> [Given passage]:
####
Tuesday, January 13, 2015

It's Raining, But the Radar is Clear. Why?

Saturday afternoon before taking a pre-game run, I took a look at the radar--no echoes over Seattle.

But hitting the trail, it was obviously raining lightly and my sweatshirt got quite wet.

Here is a photo at the time I left, around 2:15 PM, you see the drops on the tree?


Now here is the radar.  No rain over north Seattle where I live.


How could this happen?

And during the big Seahawks game it was clearly drizzling or raining lightly, but the radar showed nothing.

So is something wrong with the weather radar?   The answer is no...  The origin of this discrepancy lies in the type of precipitation and the limitations of weather radar.

On Saturday the precipitation was light rain and drizzle, and these small droplets were descending out of shallow clouds.  The vertical sounding at Quillayute suggested the low-level moist layer was only about 5000 ft thick (the layer where temperature and dew point were the same up to about 850 hPa):

This shallow layer produces small droplets and small droplets are hard to see in normal weather radar.  Also the intensity was light, again providing fewer droplets and thus less of a target.  The droplets got bigger as they descended from the cloud towards the ground.

But even more important is the height of the radar beam.  The closest radar to Seattle is the one at Camano Island, about 70 km (45 miles) away.   As a radar beam leaves the antenna, it rises above the earth surface.  Thus, the farther away from the radar, the higher the beam becomes (see figure).
The lowest radar beam from the Camano Island radar scans at .5 degrees above the horizon (dark blue color aloft).   The beam both rises and expands as it travels away from the radar.  As shown by the figure, by the time the bean gets 45 miles away (over Seattle) the lower part of the beam is at least 2000 feet above the surface, with the center of the beam between 3000 and 4000 ft above the surface.
Thus, the radar beam would miss the lower (and larger) raindrops, the ones that would have better chance of reflecting the radar beam back to the receiver.
####
> [Dataset excerpts]:
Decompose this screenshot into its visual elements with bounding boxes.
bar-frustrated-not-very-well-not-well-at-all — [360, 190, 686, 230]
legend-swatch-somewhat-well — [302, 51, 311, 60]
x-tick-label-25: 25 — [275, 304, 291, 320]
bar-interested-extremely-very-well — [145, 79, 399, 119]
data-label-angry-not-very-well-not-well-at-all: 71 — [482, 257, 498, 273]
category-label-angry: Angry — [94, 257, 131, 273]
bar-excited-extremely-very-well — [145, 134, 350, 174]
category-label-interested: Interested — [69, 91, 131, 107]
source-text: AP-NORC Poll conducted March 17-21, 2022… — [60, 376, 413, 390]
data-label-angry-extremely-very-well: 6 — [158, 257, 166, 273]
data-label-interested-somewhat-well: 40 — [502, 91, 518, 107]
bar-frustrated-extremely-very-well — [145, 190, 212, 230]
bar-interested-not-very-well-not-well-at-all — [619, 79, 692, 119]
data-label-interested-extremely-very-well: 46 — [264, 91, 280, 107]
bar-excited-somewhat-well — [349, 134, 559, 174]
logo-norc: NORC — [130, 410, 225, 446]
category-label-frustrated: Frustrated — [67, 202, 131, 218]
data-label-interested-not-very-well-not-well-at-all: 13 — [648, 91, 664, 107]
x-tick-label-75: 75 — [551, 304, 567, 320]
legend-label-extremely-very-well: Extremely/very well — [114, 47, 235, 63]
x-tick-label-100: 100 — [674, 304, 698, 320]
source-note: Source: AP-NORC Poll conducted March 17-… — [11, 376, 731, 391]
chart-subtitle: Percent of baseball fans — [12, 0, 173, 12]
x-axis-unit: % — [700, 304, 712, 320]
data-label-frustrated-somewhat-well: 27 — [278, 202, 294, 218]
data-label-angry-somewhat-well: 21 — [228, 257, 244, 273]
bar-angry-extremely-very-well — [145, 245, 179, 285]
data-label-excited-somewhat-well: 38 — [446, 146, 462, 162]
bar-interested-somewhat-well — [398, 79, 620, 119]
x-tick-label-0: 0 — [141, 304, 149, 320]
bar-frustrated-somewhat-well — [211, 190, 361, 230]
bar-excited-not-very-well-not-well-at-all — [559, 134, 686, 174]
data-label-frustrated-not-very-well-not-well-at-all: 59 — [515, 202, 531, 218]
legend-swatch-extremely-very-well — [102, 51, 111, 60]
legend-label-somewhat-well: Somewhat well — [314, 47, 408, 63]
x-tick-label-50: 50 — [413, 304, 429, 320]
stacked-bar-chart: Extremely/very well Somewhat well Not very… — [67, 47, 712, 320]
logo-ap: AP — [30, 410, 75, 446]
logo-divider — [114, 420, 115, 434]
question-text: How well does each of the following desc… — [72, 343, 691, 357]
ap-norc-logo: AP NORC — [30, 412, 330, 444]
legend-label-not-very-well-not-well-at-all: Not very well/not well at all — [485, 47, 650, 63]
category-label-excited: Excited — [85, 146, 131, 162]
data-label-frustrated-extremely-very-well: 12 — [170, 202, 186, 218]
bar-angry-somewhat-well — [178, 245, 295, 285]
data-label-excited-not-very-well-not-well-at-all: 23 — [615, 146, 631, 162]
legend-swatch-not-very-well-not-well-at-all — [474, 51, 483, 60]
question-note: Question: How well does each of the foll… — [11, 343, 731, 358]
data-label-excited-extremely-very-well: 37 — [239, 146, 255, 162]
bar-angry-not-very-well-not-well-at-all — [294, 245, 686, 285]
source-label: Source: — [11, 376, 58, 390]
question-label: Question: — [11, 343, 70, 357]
####
Reproduce verbatim the portion of the post on rain missed by radar that starts at "So is something" and ends at "towards the ground.".

> [Task output]:
So is something wrong with the weather radar?   The answer is no...  The origin of this discrepancy lies in the type of precipitation and the limitations of weather radar.

On Saturday the precipitation was light rain and drizzle, and these small droplets were descending out of shallow clouds.  The vertical sounding at Quillayute suggested the low-level moist layer was only about 5000 ft thick (the layer where temperature and dew point were the same up to about 850 hPa):

This shallow layer produces small droplets and small droplets are hard to see in normal weather radar.  Also the intensity was light, again providing fewer droplets and thus less of a target.  The droplets got bigger as they descended from the cloud towards the ground.